◆ YOUR INSTRUCTIONS: Below are some records. Pull every line that contains the word "JSON".
--- Start of SUPPLIED DATA ---
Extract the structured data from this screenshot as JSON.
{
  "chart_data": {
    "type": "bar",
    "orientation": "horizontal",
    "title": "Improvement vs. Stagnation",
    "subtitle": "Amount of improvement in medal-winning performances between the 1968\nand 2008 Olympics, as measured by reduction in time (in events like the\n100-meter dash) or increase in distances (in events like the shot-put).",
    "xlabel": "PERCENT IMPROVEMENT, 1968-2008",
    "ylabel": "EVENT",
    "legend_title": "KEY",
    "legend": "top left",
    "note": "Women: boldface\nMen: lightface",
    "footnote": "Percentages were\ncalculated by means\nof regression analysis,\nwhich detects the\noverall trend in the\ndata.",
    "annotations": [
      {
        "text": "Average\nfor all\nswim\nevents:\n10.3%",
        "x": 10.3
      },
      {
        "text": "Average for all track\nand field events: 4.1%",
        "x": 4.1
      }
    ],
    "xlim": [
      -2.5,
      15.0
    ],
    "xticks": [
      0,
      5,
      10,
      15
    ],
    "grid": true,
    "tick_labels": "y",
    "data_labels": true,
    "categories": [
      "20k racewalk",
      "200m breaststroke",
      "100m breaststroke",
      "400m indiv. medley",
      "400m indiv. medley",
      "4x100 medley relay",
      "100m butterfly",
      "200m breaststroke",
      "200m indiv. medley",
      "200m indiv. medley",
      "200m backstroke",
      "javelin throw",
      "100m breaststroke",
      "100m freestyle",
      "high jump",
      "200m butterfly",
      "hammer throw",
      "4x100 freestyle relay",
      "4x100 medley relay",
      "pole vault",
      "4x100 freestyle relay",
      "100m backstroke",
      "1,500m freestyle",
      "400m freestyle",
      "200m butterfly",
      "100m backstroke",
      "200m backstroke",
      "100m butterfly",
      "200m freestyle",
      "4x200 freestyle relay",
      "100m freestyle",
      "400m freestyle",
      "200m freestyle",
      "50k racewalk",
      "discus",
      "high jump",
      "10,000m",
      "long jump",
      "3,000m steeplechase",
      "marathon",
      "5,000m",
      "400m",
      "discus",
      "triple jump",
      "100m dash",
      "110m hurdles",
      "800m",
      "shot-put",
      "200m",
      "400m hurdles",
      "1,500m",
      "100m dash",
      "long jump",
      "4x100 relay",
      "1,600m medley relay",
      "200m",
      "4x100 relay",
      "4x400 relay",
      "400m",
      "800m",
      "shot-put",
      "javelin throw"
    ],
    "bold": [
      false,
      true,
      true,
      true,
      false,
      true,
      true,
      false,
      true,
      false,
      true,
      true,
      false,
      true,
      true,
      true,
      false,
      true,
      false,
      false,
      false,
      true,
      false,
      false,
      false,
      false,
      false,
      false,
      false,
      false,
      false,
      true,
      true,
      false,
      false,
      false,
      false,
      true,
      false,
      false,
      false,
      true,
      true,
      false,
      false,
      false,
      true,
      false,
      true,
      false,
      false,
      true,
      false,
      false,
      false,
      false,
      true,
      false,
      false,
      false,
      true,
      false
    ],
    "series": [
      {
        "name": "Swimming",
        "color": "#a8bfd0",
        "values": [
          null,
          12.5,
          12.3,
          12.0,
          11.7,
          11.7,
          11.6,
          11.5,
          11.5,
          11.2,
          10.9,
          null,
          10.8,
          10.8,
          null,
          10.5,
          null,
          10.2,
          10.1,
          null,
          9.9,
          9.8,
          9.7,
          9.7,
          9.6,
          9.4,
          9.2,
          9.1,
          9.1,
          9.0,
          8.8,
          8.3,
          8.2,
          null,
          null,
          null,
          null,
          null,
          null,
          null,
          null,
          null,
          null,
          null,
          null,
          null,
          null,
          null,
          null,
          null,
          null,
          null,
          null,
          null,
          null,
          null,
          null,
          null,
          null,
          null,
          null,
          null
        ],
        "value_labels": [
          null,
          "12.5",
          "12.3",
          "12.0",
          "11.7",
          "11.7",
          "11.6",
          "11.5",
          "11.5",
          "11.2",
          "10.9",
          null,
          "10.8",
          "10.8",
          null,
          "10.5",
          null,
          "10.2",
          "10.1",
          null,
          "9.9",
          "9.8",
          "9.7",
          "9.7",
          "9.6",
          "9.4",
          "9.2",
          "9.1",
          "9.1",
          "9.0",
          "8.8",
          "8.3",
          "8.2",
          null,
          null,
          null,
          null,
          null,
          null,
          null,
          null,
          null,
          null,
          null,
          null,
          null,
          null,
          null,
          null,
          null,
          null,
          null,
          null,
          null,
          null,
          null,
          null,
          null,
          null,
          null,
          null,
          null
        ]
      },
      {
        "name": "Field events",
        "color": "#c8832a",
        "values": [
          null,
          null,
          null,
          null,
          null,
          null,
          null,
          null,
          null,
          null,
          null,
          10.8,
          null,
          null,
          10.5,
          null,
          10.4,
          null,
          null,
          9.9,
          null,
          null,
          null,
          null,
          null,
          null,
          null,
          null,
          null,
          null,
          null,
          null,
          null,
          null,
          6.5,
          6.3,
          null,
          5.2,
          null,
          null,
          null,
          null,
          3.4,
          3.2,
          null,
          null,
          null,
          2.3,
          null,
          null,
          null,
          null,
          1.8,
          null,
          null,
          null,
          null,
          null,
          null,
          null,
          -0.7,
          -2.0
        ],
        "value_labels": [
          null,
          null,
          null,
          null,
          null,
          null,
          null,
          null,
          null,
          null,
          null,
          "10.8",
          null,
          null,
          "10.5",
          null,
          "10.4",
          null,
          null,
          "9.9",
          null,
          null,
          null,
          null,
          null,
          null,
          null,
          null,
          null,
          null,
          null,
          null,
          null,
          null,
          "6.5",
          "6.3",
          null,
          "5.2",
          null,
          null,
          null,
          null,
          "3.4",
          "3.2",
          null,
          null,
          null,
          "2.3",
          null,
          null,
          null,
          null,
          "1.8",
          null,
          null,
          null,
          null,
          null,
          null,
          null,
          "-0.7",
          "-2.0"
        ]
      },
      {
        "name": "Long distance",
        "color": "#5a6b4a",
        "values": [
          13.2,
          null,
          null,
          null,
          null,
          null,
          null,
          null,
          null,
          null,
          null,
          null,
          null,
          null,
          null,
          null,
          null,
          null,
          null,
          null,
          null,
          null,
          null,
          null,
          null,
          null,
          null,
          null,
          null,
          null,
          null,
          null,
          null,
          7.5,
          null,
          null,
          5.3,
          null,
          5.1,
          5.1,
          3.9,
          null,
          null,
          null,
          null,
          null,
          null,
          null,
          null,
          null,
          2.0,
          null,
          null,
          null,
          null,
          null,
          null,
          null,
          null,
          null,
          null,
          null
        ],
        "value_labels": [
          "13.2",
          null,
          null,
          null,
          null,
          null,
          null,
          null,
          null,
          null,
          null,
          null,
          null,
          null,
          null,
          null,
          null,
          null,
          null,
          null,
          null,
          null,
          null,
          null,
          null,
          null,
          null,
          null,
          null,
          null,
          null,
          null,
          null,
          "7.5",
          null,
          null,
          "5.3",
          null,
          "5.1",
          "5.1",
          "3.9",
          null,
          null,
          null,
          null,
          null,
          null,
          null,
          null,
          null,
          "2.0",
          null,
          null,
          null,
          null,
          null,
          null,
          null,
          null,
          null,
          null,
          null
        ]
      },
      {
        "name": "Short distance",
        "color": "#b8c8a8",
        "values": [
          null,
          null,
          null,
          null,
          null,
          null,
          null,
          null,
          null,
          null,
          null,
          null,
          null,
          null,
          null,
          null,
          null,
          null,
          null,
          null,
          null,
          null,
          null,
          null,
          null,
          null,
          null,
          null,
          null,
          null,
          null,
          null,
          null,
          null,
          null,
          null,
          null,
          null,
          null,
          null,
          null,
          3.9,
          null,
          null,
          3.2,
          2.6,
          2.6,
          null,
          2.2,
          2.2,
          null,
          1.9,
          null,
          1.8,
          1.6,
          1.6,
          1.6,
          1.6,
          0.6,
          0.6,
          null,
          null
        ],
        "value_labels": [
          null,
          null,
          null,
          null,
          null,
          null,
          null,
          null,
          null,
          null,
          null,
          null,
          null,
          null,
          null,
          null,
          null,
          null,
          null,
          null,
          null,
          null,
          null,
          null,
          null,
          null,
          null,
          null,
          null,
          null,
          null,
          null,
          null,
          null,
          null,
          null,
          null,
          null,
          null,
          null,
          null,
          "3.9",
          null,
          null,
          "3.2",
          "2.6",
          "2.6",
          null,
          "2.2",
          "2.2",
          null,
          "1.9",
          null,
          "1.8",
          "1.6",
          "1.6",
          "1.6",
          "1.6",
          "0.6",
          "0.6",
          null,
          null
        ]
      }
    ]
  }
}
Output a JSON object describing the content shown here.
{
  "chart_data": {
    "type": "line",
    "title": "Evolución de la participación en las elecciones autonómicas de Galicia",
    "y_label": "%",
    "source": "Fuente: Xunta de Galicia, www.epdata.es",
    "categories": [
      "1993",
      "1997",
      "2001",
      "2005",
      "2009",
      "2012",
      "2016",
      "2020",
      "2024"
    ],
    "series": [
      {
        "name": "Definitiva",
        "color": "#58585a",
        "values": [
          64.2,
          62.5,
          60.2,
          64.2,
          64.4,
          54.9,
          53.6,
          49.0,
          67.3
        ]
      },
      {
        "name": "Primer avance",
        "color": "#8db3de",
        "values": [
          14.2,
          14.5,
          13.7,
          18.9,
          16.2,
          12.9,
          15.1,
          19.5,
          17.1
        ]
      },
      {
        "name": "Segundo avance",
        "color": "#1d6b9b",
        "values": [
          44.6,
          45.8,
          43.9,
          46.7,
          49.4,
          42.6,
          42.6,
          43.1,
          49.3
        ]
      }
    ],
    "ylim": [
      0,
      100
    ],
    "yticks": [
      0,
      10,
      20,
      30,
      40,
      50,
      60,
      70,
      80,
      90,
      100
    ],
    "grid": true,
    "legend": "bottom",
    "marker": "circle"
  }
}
--- End of SUPPLIED DATA ---
◆ ANSWER FOR THE TASK:
Extract the structured data from this screenshot as JSON.
Output a JSON object describing the content shown here.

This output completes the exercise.